* PROVIDED RECORDS
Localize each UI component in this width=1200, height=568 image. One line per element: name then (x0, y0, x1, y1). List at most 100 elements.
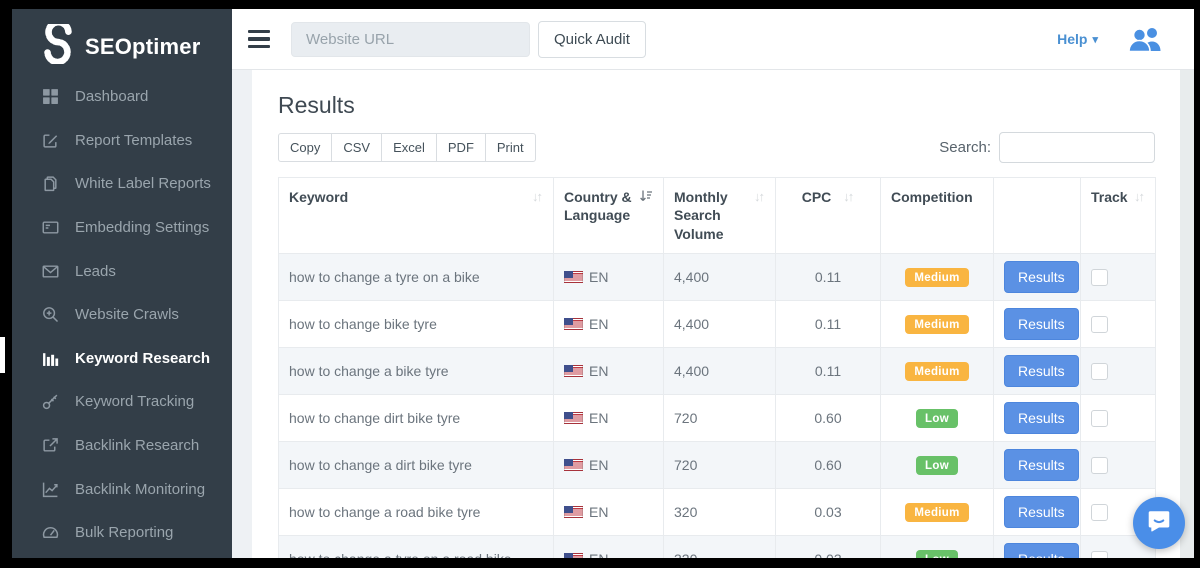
dashboard-icon (42, 88, 59, 105)
website-url-input[interactable] (291, 21, 530, 57)
track-checkbox[interactable] (1091, 409, 1108, 427)
action-cell: Results (993, 535, 1081, 558)
help-menu[interactable]: Help ▾ (1057, 31, 1098, 47)
results-button[interactable]: Results (1004, 543, 1079, 558)
chevron-down-icon: ▾ (1092, 33, 1098, 46)
sort-icon: ↓↑ (843, 189, 854, 204)
cpc-cell: 0.60 (775, 394, 881, 443)
copy-export-button[interactable]: Copy (278, 133, 333, 162)
search-label: Search: (939, 139, 991, 156)
results-button[interactable]: Results (1004, 402, 1079, 435)
track-checkbox[interactable] (1091, 456, 1108, 474)
keyword-cell: how to change a bike tyre (278, 347, 554, 396)
volume-cell: 720 (663, 394, 776, 443)
sidebar-item-white-label-reports[interactable]: White Label Reports (12, 162, 232, 206)
table-body: how to change a tyre on a bike EN 4,400 0.1… (278, 253, 1156, 558)
logo-text: SEOptimer (85, 33, 201, 59)
col-header-keyword[interactable]: Keyword ↓↑ (278, 176, 554, 255)
competition-cell: Low (880, 535, 994, 558)
seoptimer-gear-icon (40, 18, 76, 69)
col-header-monthly-search-volume[interactable]: Monthly Search Volume ↓↑ (663, 176, 776, 255)
action-cell: Results (993, 300, 1081, 349)
bulk-reporting-icon (42, 524, 59, 541)
sidebar-item-label: Keyword Tracking (75, 393, 195, 411)
print-export-button[interactable]: Print (484, 133, 536, 162)
competition-badge: Low (916, 549, 958, 558)
page-title: Results (278, 92, 355, 118)
seoptimer-logo[interactable]: SEOptimer (12, 9, 232, 71)
sidebar-item-leads[interactable]: Leads (12, 249, 232, 293)
cpc-cell: 0.03 (775, 535, 881, 558)
account-users-icon[interactable] (1128, 26, 1162, 52)
chat-bubble-icon (1146, 508, 1172, 539)
cpc-cell: 0.11 (775, 253, 881, 302)
keyword-cell: how to change a tyre on a road bike (278, 535, 554, 558)
search-input[interactable] (999, 132, 1155, 163)
competition-cell: Medium (880, 300, 994, 349)
col-header-track[interactable]: Track ↓↑ (1080, 176, 1156, 255)
sidebar-item-bulk-reporting[interactable]: Bulk Reporting (12, 511, 232, 555)
cpc-cell: 0.11 (775, 300, 881, 349)
keyword-results-table: Keyword ↓↑ Country & Language Monthly Searc… (278, 176, 1156, 558)
results-button[interactable]: Results (1004, 449, 1079, 482)
results-card: Results Copy CSV Excel PDF Print Search: Key… (252, 70, 1180, 558)
country-language-cell: EN (553, 441, 664, 490)
us-flag-icon (564, 459, 583, 472)
track-cell (1080, 253, 1156, 302)
country-language-cell: EN (553, 253, 664, 302)
excel-export-button[interactable]: Excel (381, 133, 437, 162)
active-item-indicator (0, 337, 5, 373)
track-checkbox[interactable] (1091, 362, 1108, 380)
results-button[interactable]: Results (1004, 308, 1079, 341)
csv-export-button[interactable]: CSV (331, 133, 383, 162)
track-checkbox[interactable] (1091, 550, 1108, 558)
competition-cell: Low (880, 441, 994, 490)
vertical-scrollbar[interactable] (1180, 70, 1194, 558)
table-toolbar: Copy CSV Excel PDF Print Search: (278, 132, 1155, 163)
track-cell (1080, 535, 1156, 558)
keyword-cell: how to change a dirt bike tyre (278, 441, 554, 490)
results-button[interactable]: Results (1004, 496, 1079, 529)
sidebar-item-embedding-settings[interactable]: Embedding Settings (12, 206, 232, 250)
sidebar-item-website-crawls[interactable]: Website Crawls (12, 293, 232, 337)
track-checkbox[interactable] (1091, 268, 1108, 286)
track-checkbox[interactable] (1091, 503, 1108, 521)
col-header-country-language[interactable]: Country & Language (553, 176, 664, 255)
chat-widget-button[interactable] (1133, 497, 1185, 549)
track-cell (1080, 300, 1156, 349)
quick-audit-button[interactable]: Quick Audit (538, 20, 646, 58)
competition-badge: Low (916, 455, 958, 475)
sidebar-item-label: Report Templates (75, 131, 193, 149)
sidebar: SEOptimer Dashboard Report Templates White… (12, 9, 232, 558)
cpc-cell: 0.03 (775, 488, 881, 537)
sidebar-item-backlink-monitoring[interactable]: Backlink Monitoring (12, 467, 232, 511)
sidebar-item-keyword-tracking[interactable]: Keyword Tracking (12, 380, 232, 424)
sidebar-item-dashboard[interactable]: Dashboard (12, 75, 232, 119)
sidebar-item-label: Embedding Settings (75, 219, 210, 237)
sort-icon: ↓↑ (754, 189, 765, 204)
table-row: how to change bike tyre EN 4,400 0.11 Medium… (278, 300, 1156, 349)
competition-cell: Medium (880, 347, 994, 396)
sidebar-item-label: White Label Reports (75, 175, 211, 193)
column-label: Keyword (289, 189, 349, 205)
action-cell: Results (993, 253, 1081, 302)
results-button[interactable]: Results (1004, 355, 1079, 388)
sidebar-item-keyword-research[interactable]: Keyword Research (12, 337, 232, 381)
competition-badge: Medium (905, 314, 969, 334)
volume-cell: 4,400 (663, 300, 776, 349)
sidebar-item-label: Leads (75, 262, 116, 280)
sidebar-item-report-templates[interactable]: Report Templates (12, 119, 232, 163)
track-checkbox[interactable] (1091, 315, 1108, 333)
us-flag-icon (564, 412, 583, 425)
language-code: EN (589, 504, 609, 521)
column-label: Country & Language (564, 189, 632, 224)
hamburger-menu-icon[interactable] (248, 30, 270, 48)
competition-badge: Medium (905, 267, 969, 287)
competition-badge: Medium (905, 502, 969, 522)
pdf-export-button[interactable]: PDF (435, 133, 486, 162)
sidebar-item-backlink-research[interactable]: Backlink Research (12, 424, 232, 468)
track-cell (1080, 441, 1156, 490)
results-button[interactable]: Results (1004, 261, 1079, 294)
col-header-competition: Competition (880, 176, 994, 255)
col-header-cpc[interactable]: CPC ↓↑ (775, 176, 881, 255)
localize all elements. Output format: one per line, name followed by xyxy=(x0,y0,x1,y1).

* YOUR GOAL
How many lines in the items above contain the word "Copy"? Give only the number.

* THE SOLUTION
3